-- Aim of the task --
Copy the listing verbatim, excluding any images found in it.

--- --- ---

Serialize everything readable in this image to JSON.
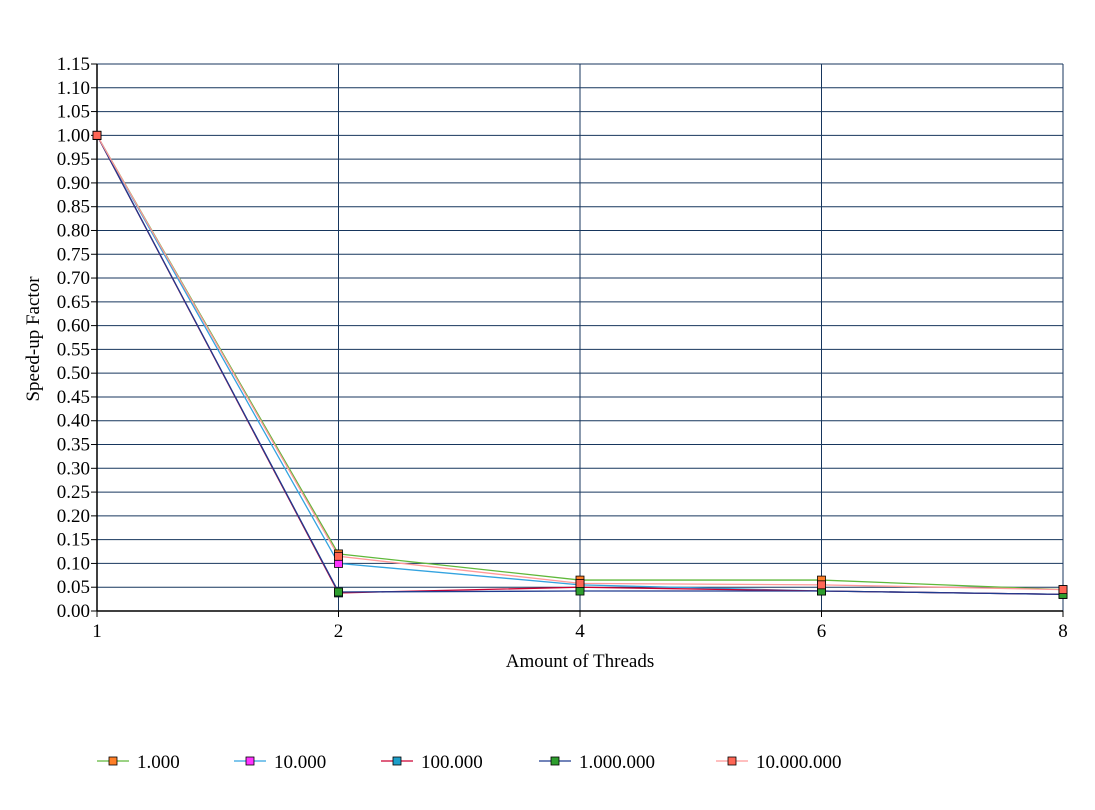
{
  "chart_data": {
    "type": "line",
    "title": "",
    "xlabel": "Amount of Threads",
    "ylabel": "Speed-up Factor",
    "categories": [
      "1",
      "2",
      "4",
      "6",
      "8"
    ],
    "ylim": [
      0,
      1.15
    ],
    "ystep": 0.05,
    "yticks": [
      "0.00",
      "0.05",
      "0.10",
      "0.15",
      "0.20",
      "0.25",
      "0.30",
      "0.35",
      "0.40",
      "0.45",
      "0.50",
      "0.55",
      "0.60",
      "0.65",
      "0.70",
      "0.75",
      "0.80",
      "0.85",
      "0.90",
      "0.95",
      "1.00",
      "1.05",
      "1.10",
      "1.15"
    ],
    "grid": true,
    "legend_position": "bottom",
    "series": [
      {
        "name": "1.000",
        "line_color": "#5fb83a",
        "marker_color": "#ff7f27",
        "values": [
          1.0,
          0.12,
          0.065,
          0.065,
          0.045
        ]
      },
      {
        "name": "10.000",
        "line_color": "#33a3e0",
        "marker_color": "#ff33ff",
        "values": [
          1.0,
          0.1,
          0.055,
          0.042,
          0.035
        ]
      },
      {
        "name": "100.000",
        "line_color": "#cc0033",
        "marker_color": "#1e9fc9",
        "values": [
          1.0,
          0.038,
          0.05,
          0.042,
          0.035
        ]
      },
      {
        "name": "1.000.000",
        "line_color": "#1f3b8f",
        "marker_color": "#2e9e2e",
        "values": [
          1.0,
          0.04,
          0.042,
          0.042,
          0.035
        ]
      },
      {
        "name": "10.000.000",
        "line_color": "#ff9999",
        "marker_color": "#ff6655",
        "values": [
          1.0,
          0.115,
          0.058,
          0.055,
          0.045
        ]
      }
    ]
  }
}
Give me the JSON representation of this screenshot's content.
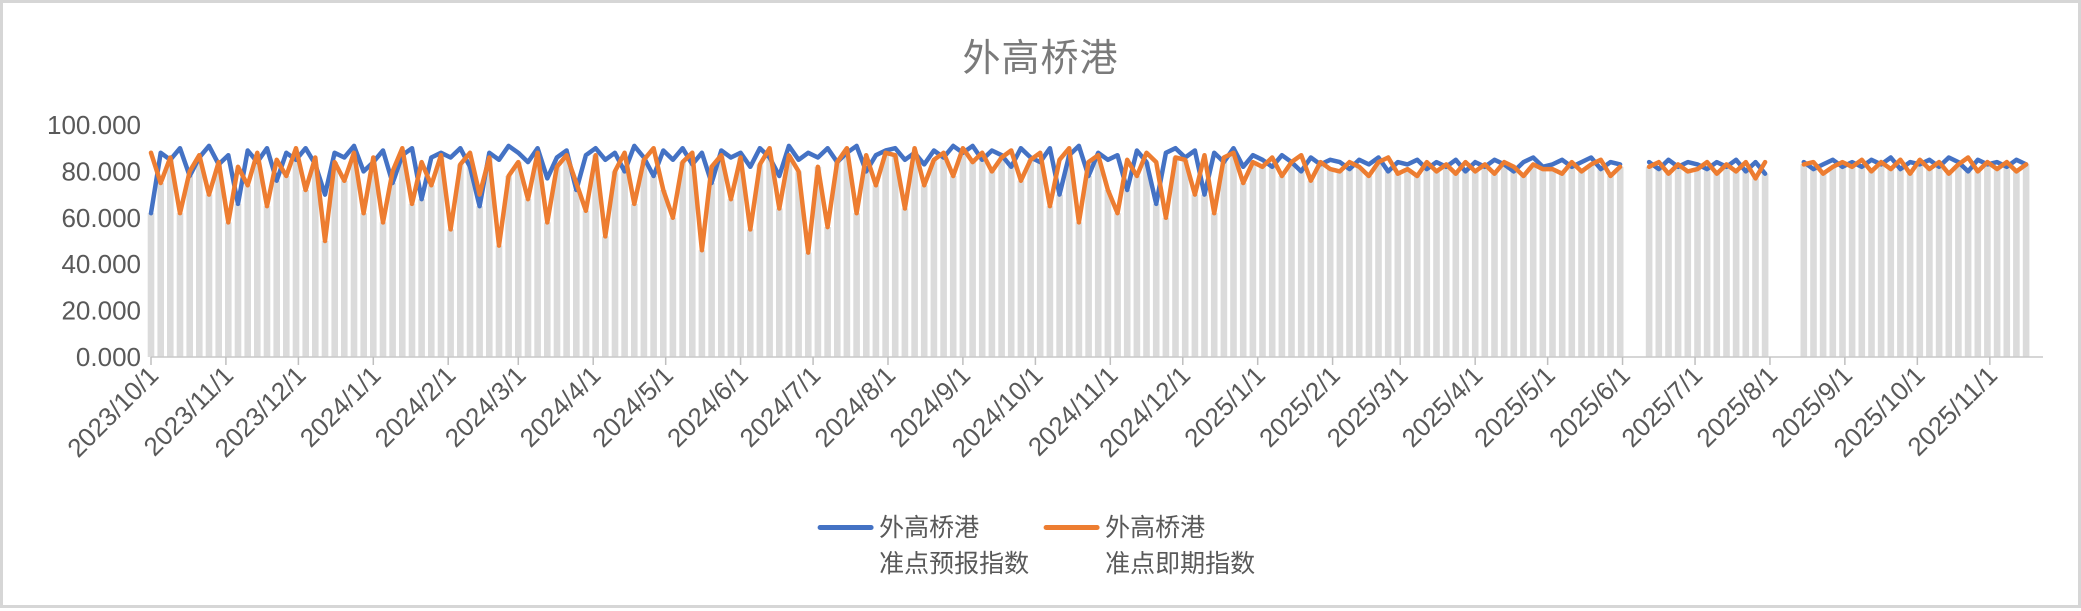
{
  "window": {
    "background": "#ffffff",
    "frame_color": "#d6d6d6"
  },
  "chart_data": {
    "type": "line",
    "title": "外高桥港",
    "grid": "off",
    "legend_position": "bottom-center",
    "colors": {
      "title_text": "#7a7a7a",
      "axis_text": "#595959",
      "axis_line": "#c9c9c9",
      "tick_mark": "#bfbfbf",
      "drop_lines": "#dbdbdb"
    },
    "y_axis": {
      "min": 0,
      "max": 100,
      "tick_values": [
        0,
        20,
        40,
        60,
        80,
        100
      ],
      "tick_labels": [
        "0.000",
        "20.000",
        "40.000",
        "60.000",
        "80.000",
        "100.000"
      ]
    },
    "x_axis": {
      "start_date": "2023/10/1",
      "end_date": "2025/11/18",
      "total_days": 783,
      "tick_labels": [
        "2023/10/1",
        "2023/11/1",
        "2023/12/1",
        "2024/1/1",
        "2024/2/1",
        "2024/3/1",
        "2024/4/1",
        "2024/5/1",
        "2024/6/1",
        "2024/7/1",
        "2024/8/1",
        "2024/9/1",
        "2024/10/1",
        "2024/11/1",
        "2024/12/1",
        "2025/1/1",
        "2025/2/1",
        "2025/3/1",
        "2025/4/1",
        "2025/5/1",
        "2025/6/1",
        "2025/7/1",
        "2025/8/1",
        "2025/9/1",
        "2025/10/1",
        "2025/11/1"
      ],
      "tick_day_offsets": [
        0,
        31,
        61,
        92,
        123,
        152,
        183,
        213,
        244,
        274,
        305,
        336,
        366,
        397,
        427,
        458,
        489,
        517,
        548,
        578,
        609,
        639,
        670,
        701,
        731,
        761
      ]
    },
    "sampling": {
      "step_days": 4,
      "point_count": 195,
      "note_gaps_days": [
        [
          610,
          618
        ],
        [
          670,
          682
        ]
      ]
    },
    "series": [
      {
        "name": "外高桥港准点预报指数",
        "legend_line1": "外高桥港",
        "legend_line2": "准点预报指数",
        "color": "#4472C4",
        "values": [
          62,
          88,
          85,
          90,
          78,
          86,
          91,
          83,
          87,
          66,
          89,
          84,
          90,
          76,
          88,
          85,
          90,
          83,
          70,
          88,
          86,
          91,
          80,
          84,
          89,
          75,
          87,
          90,
          68,
          86,
          88,
          86,
          90,
          82,
          65,
          88,
          85,
          91,
          88,
          84,
          90,
          77,
          86,
          89,
          72,
          87,
          90,
          85,
          88,
          80,
          91,
          86,
          78,
          89,
          85,
          90,
          83,
          88,
          75,
          89,
          86,
          88,
          82,
          90,
          86,
          78,
          91,
          85,
          88,
          86,
          90,
          84,
          88,
          91,
          80,
          87,
          89,
          90,
          85,
          88,
          83,
          89,
          86,
          91,
          88,
          91,
          85,
          89,
          87,
          82,
          90,
          86,
          84,
          90,
          70,
          87,
          91,
          78,
          88,
          85,
          87,
          72,
          89,
          84,
          66,
          88,
          90,
          86,
          89,
          70,
          88,
          84,
          90,
          82,
          87,
          85,
          82,
          87,
          84,
          80,
          86,
          83,
          85,
          84,
          81,
          85,
          83,
          86,
          80,
          84,
          83,
          85,
          81,
          84,
          82,
          85,
          80,
          84,
          82,
          85,
          83,
          80,
          84,
          86,
          82,
          83,
          85,
          82,
          84,
          86,
          81,
          84,
          83,
          null,
          null,
          84,
          81,
          85,
          82,
          84,
          83,
          81,
          84,
          82,
          85,
          80,
          84,
          79,
          null,
          null,
          null,
          84,
          81,
          83,
          85,
          82,
          84,
          82,
          85,
          83,
          86,
          81,
          84,
          83,
          85,
          82,
          86,
          84,
          80,
          85,
          83,
          84,
          82,
          85,
          83
        ]
      },
      {
        "name": "外高桥港准点即期指数",
        "legend_line1": "外高桥港",
        "legend_line2": "准点即期指数",
        "color": "#ED7D31",
        "values": [
          88,
          75,
          86,
          62,
          80,
          87,
          70,
          84,
          58,
          82,
          74,
          88,
          65,
          85,
          78,
          90,
          72,
          86,
          50,
          84,
          76,
          88,
          62,
          86,
          58,
          80,
          90,
          66,
          84,
          74,
          87,
          55,
          83,
          88,
          70,
          86,
          48,
          78,
          84,
          68,
          88,
          58,
          82,
          87,
          75,
          63,
          87,
          52,
          80,
          88,
          66,
          85,
          90,
          72,
          60,
          84,
          88,
          46,
          82,
          87,
          68,
          86,
          55,
          83,
          90,
          64,
          87,
          80,
          45,
          82,
          56,
          84,
          90,
          62,
          87,
          74,
          88,
          87,
          64,
          90,
          74,
          85,
          88,
          78,
          90,
          84,
          88,
          80,
          86,
          89,
          76,
          85,
          88,
          65,
          85,
          90,
          58,
          84,
          87,
          72,
          62,
          85,
          78,
          88,
          84,
          60,
          86,
          85,
          70,
          87,
          62,
          86,
          88,
          75,
          84,
          82,
          86,
          78,
          84,
          87,
          76,
          84,
          81,
          80,
          84,
          82,
          78,
          84,
          86,
          79,
          81,
          78,
          84,
          80,
          83,
          79,
          84,
          80,
          83,
          79,
          84,
          82,
          78,
          83,
          81,
          81,
          79,
          84,
          80,
          83,
          85,
          78,
          82,
          null,
          null,
          82,
          84,
          79,
          83,
          80,
          81,
          84,
          79,
          83,
          80,
          84,
          77,
          84,
          null,
          null,
          null,
          83,
          84,
          79,
          82,
          84,
          82,
          85,
          80,
          84,
          81,
          85,
          79,
          85,
          81,
          84,
          79,
          83,
          86,
          80,
          84,
          81,
          84,
          80,
          83
        ]
      }
    ]
  }
}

--- --- ---

-- The answer --
Serialize everything readable in this image to JSON.
{
  "chart_data": {
    "type": "line",
    "title": "",
    "xlabel": "Amount of Threads",
    "ylabel": "Speed-up Factor",
    "categories": [
      "1",
      "2",
      "4",
      "6",
      "8"
    ],
    "ylim": [
      0,
      1.15
    ],
    "ystep": 0.05,
    "yticks": [
      "0.00",
      "0.05",
      "0.10",
      "0.15",
      "0.20",
      "0.25",
      "0.30",
      "0.35",
      "0.40",
      "0.45",
      "0.50",
      "0.55",
      "0.60",
      "0.65",
      "0.70",
      "0.75",
      "0.80",
      "0.85",
      "0.90",
      "0.95",
      "1.00",
      "1.05",
      "1.10",
      "1.15"
    ],
    "grid": true,
    "legend_position": "bottom",
    "series": [
      {
        "name": "1.000",
        "line_color": "#5fb83a",
        "marker_color": "#ff7f27",
        "values": [
          1.0,
          0.12,
          0.065,
          0.065,
          0.045
        ]
      },
      {
        "name": "10.000",
        "line_color": "#33a3e0",
        "marker_color": "#ff33ff",
        "values": [
          1.0,
          0.1,
          0.055,
          0.042,
          0.035
        ]
      },
      {
        "name": "100.000",
        "line_color": "#cc0033",
        "marker_color": "#1e9fc9",
        "values": [
          1.0,
          0.038,
          0.05,
          0.042,
          0.035
        ]
      },
      {
        "name": "1.000.000",
        "line_color": "#1f3b8f",
        "marker_color": "#2e9e2e",
        "values": [
          1.0,
          0.04,
          0.042,
          0.042,
          0.035
        ]
      },
      {
        "name": "10.000.000",
        "line_color": "#ff9999",
        "marker_color": "#ff6655",
        "values": [
          1.0,
          0.115,
          0.058,
          0.055,
          0.045
        ]
      }
    ]
  }
}
Give me the JSON representation of this screenshot's content.
{
  "window": {
    "background": "#ffffff",
    "frame_color": "#d6d6d6"
  },
  "chart_data": {
    "type": "line",
    "title": "外高桥港",
    "grid": "off",
    "legend_position": "bottom-center",
    "colors": {
      "title_text": "#7a7a7a",
      "axis_text": "#595959",
      "axis_line": "#c9c9c9",
      "tick_mark": "#bfbfbf",
      "drop_lines": "#dbdbdb"
    },
    "y_axis": {
      "min": 0,
      "max": 100,
      "tick_values": [
        0,
        20,
        40,
        60,
        80,
        100
      ],
      "tick_labels": [
        "0.000",
        "20.000",
        "40.000",
        "60.000",
        "80.000",
        "100.000"
      ]
    },
    "x_axis": {
      "start_date": "2023/10/1",
      "end_date": "2025/11/18",
      "total_days": 783,
      "tick_labels": [
        "2023/10/1",
        "2023/11/1",
        "2023/12/1",
        "2024/1/1",
        "2024/2/1",
        "2024/3/1",
        "2024/4/1",
        "2024/5/1",
        "2024/6/1",
        "2024/7/1",
        "2024/8/1",
        "2024/9/1",
        "2024/10/1",
        "2024/11/1",
        "2024/12/1",
        "2025/1/1",
        "2025/2/1",
        "2025/3/1",
        "2025/4/1",
        "2025/5/1",
        "2025/6/1",
        "2025/7/1",
        "2025/8/1",
        "2025/9/1",
        "2025/10/1",
        "2025/11/1"
      ],
      "tick_day_offsets": [
        0,
        31,
        61,
        92,
        123,
        152,
        183,
        213,
        244,
        274,
        305,
        336,
        366,
        397,
        427,
        458,
        489,
        517,
        548,
        578,
        609,
        639,
        670,
        701,
        731,
        761
      ]
    },
    "sampling": {
      "step_days": 4,
      "point_count": 195,
      "note_gaps_days": [
        [
          610,
          618
        ],
        [
          670,
          682
        ]
      ]
    },
    "series": [
      {
        "name": "外高桥港准点预报指数",
        "legend_line1": "外高桥港",
        "legend_line2": "准点预报指数",
        "color": "#4472C4",
        "values": [
          62,
          88,
          85,
          90,
          78,
          86,
          91,
          83,
          87,
          66,
          89,
          84,
          90,
          76,
          88,
          85,
          90,
          83,
          70,
          88,
          86,
          91,
          80,
          84,
          89,
          75,
          87,
          90,
          68,
          86,
          88,
          86,
          90,
          82,
          65,
          88,
          85,
          91,
          88,
          84,
          90,
          77,
          86,
          89,
          72,
          87,
          90,
          85,
          88,
          80,
          91,
          86,
          78,
          89,
          85,
          90,
          83,
          88,
          75,
          89,
          86,
          88,
          82,
          90,
          86,
          78,
          91,
          85,
          88,
          86,
          90,
          84,
          88,
          91,
          80,
          87,
          89,
          90,
          85,
          88,
          83,
          89,
          86,
          91,
          88,
          91,
          85,
          89,
          87,
          82,
          90,
          86,
          84,
          90,
          70,
          87,
          91,
          78,
          88,
          85,
          87,
          72,
          89,
          84,
          66,
          88,
          90,
          86,
          89,
          70,
          88,
          84,
          90,
          82,
          87,
          85,
          82,
          87,
          84,
          80,
          86,
          83,
          85,
          84,
          81,
          85,
          83,
          86,
          80,
          84,
          83,
          85,
          81,
          84,
          82,
          85,
          80,
          84,
          82,
          85,
          83,
          80,
          84,
          86,
          82,
          83,
          85,
          82,
          84,
          86,
          81,
          84,
          83,
          null,
          null,
          84,
          81,
          85,
          82,
          84,
          83,
          81,
          84,
          82,
          85,
          80,
          84,
          79,
          null,
          null,
          null,
          84,
          81,
          83,
          85,
          82,
          84,
          82,
          85,
          83,
          86,
          81,
          84,
          83,
          85,
          82,
          86,
          84,
          80,
          85,
          83,
          84,
          82,
          85,
          83
        ]
      },
      {
        "name": "外高桥港准点即期指数",
        "legend_line1": "外高桥港",
        "legend_line2": "准点即期指数",
        "color": "#ED7D31",
        "values": [
          88,
          75,
          86,
          62,
          80,
          87,
          70,
          84,
          58,
          82,
          74,
          88,
          65,
          85,
          78,
          90,
          72,
          86,
          50,
          84,
          76,
          88,
          62,
          86,
          58,
          80,
          90,
          66,
          84,
          74,
          87,
          55,
          83,
          88,
          70,
          86,
          48,
          78,
          84,
          68,
          88,
          58,
          82,
          87,
          75,
          63,
          87,
          52,
          80,
          88,
          66,
          85,
          90,
          72,
          60,
          84,
          88,
          46,
          82,
          87,
          68,
          86,
          55,
          83,
          90,
          64,
          87,
          80,
          45,
          82,
          56,
          84,
          90,
          62,
          87,
          74,
          88,
          87,
          64,
          90,
          74,
          85,
          88,
          78,
          90,
          84,
          88,
          80,
          86,
          89,
          76,
          85,
          88,
          65,
          85,
          90,
          58,
          84,
          87,
          72,
          62,
          85,
          78,
          88,
          84,
          60,
          86,
          85,
          70,
          87,
          62,
          86,
          88,
          75,
          84,
          82,
          86,
          78,
          84,
          87,
          76,
          84,
          81,
          80,
          84,
          82,
          78,
          84,
          86,
          79,
          81,
          78,
          84,
          80,
          83,
          79,
          84,
          80,
          83,
          79,
          84,
          82,
          78,
          83,
          81,
          81,
          79,
          84,
          80,
          83,
          85,
          78,
          82,
          null,
          null,
          82,
          84,
          79,
          83,
          80,
          81,
          84,
          79,
          83,
          80,
          84,
          77,
          84,
          null,
          null,
          null,
          83,
          84,
          79,
          82,
          84,
          82,
          85,
          80,
          84,
          81,
          85,
          79,
          85,
          81,
          84,
          79,
          83,
          86,
          80,
          84,
          81,
          84,
          80,
          83
        ]
      }
    ]
  }
}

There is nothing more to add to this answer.